*EXERCISE OBJECTIVE*.
Work out how many lines in the data hold the word "требований", and reply with that number only.

begin EXERCISE INPUTS

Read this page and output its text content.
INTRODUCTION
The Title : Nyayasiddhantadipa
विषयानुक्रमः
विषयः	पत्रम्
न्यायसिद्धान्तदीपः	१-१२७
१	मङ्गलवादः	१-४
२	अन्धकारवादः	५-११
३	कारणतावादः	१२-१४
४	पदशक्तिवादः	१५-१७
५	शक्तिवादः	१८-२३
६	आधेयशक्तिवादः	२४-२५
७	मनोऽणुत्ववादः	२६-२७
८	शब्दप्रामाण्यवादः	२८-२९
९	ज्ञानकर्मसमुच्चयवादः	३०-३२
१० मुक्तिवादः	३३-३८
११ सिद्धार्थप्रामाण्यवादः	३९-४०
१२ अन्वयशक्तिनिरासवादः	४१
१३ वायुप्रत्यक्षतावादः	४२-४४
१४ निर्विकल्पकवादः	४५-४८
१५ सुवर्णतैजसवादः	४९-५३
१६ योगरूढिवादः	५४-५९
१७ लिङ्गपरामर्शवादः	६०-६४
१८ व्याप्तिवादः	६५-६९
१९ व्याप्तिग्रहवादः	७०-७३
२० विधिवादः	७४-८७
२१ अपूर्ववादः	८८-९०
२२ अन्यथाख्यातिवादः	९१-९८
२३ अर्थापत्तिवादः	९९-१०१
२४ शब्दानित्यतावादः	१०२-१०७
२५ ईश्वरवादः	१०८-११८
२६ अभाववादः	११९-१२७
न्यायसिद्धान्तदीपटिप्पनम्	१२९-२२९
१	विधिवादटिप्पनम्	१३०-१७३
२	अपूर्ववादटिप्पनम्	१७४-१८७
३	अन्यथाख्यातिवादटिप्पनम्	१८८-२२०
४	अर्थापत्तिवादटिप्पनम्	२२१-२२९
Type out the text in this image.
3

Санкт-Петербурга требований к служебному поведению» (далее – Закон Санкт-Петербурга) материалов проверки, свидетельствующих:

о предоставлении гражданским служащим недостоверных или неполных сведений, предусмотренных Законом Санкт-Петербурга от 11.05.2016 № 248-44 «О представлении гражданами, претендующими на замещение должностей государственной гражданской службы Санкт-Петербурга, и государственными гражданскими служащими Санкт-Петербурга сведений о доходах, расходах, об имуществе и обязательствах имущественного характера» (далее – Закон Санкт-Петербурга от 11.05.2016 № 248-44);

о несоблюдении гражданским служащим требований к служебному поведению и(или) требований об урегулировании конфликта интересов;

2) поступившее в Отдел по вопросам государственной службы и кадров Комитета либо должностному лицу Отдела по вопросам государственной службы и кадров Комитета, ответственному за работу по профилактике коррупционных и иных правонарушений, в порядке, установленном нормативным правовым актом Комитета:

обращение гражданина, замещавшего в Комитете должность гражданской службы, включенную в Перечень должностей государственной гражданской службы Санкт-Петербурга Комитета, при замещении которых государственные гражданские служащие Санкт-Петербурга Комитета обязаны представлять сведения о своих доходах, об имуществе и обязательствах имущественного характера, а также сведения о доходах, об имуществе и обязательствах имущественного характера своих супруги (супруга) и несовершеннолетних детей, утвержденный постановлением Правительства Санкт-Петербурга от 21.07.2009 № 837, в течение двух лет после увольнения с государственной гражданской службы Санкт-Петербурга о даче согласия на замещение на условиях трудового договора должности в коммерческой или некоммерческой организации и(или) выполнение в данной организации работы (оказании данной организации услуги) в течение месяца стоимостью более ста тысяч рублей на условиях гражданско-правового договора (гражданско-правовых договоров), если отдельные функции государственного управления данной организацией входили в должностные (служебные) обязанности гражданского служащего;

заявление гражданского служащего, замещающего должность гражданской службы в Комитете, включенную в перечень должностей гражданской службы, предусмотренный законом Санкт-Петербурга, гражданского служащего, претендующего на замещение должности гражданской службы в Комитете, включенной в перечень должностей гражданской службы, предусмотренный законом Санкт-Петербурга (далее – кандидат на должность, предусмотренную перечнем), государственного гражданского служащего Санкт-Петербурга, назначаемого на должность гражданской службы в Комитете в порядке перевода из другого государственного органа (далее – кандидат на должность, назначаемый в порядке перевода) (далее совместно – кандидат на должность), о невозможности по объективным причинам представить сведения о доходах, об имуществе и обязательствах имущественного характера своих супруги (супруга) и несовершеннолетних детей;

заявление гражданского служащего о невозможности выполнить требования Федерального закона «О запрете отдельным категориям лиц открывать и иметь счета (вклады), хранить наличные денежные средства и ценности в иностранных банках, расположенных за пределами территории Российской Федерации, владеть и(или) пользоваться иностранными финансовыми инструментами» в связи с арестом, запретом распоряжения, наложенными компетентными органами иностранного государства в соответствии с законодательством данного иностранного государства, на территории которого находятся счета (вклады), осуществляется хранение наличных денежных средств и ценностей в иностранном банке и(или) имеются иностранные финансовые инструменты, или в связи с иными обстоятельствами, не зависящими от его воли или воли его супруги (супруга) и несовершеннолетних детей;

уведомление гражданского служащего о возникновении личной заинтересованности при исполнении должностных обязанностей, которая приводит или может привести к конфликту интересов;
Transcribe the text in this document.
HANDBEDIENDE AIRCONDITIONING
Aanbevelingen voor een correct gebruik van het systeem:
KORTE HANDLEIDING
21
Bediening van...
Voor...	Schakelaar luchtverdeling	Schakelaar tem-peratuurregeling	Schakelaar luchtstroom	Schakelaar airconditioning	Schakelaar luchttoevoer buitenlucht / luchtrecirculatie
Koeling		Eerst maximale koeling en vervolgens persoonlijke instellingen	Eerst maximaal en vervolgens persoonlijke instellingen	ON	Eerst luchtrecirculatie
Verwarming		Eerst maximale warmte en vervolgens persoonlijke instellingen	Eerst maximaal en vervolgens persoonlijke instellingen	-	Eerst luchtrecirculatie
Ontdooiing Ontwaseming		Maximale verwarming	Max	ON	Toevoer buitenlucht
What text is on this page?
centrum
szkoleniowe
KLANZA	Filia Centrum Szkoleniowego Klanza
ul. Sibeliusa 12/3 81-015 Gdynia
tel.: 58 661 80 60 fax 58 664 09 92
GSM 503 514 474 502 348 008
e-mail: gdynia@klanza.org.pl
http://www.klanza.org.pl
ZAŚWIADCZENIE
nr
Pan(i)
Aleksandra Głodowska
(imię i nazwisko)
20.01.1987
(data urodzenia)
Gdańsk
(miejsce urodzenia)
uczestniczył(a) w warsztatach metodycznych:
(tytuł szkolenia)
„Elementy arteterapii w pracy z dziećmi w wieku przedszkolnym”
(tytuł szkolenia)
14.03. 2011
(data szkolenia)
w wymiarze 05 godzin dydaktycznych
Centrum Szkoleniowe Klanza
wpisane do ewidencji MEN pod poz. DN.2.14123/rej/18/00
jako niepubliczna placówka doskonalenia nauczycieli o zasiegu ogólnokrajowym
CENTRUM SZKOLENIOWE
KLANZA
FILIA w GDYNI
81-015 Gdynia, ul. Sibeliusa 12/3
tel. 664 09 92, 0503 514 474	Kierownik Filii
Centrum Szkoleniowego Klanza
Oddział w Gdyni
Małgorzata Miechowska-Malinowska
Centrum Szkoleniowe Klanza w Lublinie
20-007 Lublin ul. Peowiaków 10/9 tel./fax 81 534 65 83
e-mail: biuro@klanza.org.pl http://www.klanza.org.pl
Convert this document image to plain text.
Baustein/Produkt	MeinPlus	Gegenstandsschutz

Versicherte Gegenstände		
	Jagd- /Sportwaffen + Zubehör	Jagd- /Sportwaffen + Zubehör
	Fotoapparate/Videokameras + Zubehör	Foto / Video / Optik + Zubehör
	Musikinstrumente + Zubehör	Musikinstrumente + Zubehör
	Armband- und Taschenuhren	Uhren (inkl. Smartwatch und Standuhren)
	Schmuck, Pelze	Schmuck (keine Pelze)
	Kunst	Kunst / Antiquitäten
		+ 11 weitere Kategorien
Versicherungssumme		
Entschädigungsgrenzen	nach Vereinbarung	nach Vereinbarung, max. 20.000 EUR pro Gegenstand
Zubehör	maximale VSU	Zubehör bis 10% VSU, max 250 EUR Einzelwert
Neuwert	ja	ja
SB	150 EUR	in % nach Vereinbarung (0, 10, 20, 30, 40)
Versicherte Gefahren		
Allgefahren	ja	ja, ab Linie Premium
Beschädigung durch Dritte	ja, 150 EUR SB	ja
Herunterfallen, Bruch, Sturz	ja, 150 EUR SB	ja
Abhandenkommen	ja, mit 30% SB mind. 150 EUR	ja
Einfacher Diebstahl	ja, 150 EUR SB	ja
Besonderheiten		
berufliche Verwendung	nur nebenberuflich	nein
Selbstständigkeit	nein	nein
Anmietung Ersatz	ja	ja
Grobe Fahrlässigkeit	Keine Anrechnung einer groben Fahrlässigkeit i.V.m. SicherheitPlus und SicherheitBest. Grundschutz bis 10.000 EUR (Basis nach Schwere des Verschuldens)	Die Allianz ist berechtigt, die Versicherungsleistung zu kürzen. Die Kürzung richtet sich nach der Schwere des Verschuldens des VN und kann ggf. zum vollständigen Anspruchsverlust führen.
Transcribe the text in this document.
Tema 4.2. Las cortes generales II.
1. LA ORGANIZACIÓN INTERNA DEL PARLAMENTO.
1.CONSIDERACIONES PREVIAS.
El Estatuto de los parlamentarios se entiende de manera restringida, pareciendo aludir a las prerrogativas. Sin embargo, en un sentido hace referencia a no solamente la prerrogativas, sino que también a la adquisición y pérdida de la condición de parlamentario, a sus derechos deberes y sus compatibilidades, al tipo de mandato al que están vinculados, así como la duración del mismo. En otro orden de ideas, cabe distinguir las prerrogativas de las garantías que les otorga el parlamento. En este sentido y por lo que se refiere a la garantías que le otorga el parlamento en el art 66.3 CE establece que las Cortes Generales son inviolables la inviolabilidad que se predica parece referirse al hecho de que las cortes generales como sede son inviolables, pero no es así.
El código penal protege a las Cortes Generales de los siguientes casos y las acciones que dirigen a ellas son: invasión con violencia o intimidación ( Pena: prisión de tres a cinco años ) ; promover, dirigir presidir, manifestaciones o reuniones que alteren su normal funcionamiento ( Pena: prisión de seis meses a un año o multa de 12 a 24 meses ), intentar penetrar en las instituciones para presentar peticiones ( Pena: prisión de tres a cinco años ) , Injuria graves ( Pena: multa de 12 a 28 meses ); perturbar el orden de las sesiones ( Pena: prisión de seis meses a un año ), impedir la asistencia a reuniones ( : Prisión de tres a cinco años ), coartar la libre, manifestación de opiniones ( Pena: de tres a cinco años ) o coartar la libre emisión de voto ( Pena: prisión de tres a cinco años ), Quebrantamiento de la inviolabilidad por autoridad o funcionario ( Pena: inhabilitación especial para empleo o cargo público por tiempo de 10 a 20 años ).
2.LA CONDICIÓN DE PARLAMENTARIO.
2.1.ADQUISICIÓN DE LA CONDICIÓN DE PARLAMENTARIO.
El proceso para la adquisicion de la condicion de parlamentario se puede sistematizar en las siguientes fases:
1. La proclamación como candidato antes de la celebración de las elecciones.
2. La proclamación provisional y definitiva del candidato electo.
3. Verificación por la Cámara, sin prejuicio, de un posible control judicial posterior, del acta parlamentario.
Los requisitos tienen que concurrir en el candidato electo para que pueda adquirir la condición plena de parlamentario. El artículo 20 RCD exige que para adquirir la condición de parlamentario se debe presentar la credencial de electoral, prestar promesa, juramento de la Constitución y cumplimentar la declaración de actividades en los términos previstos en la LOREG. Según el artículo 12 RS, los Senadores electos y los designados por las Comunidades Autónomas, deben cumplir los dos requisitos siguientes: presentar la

end EXERCISE INPUTS

*RESPONSE TO THIS TASK*.
2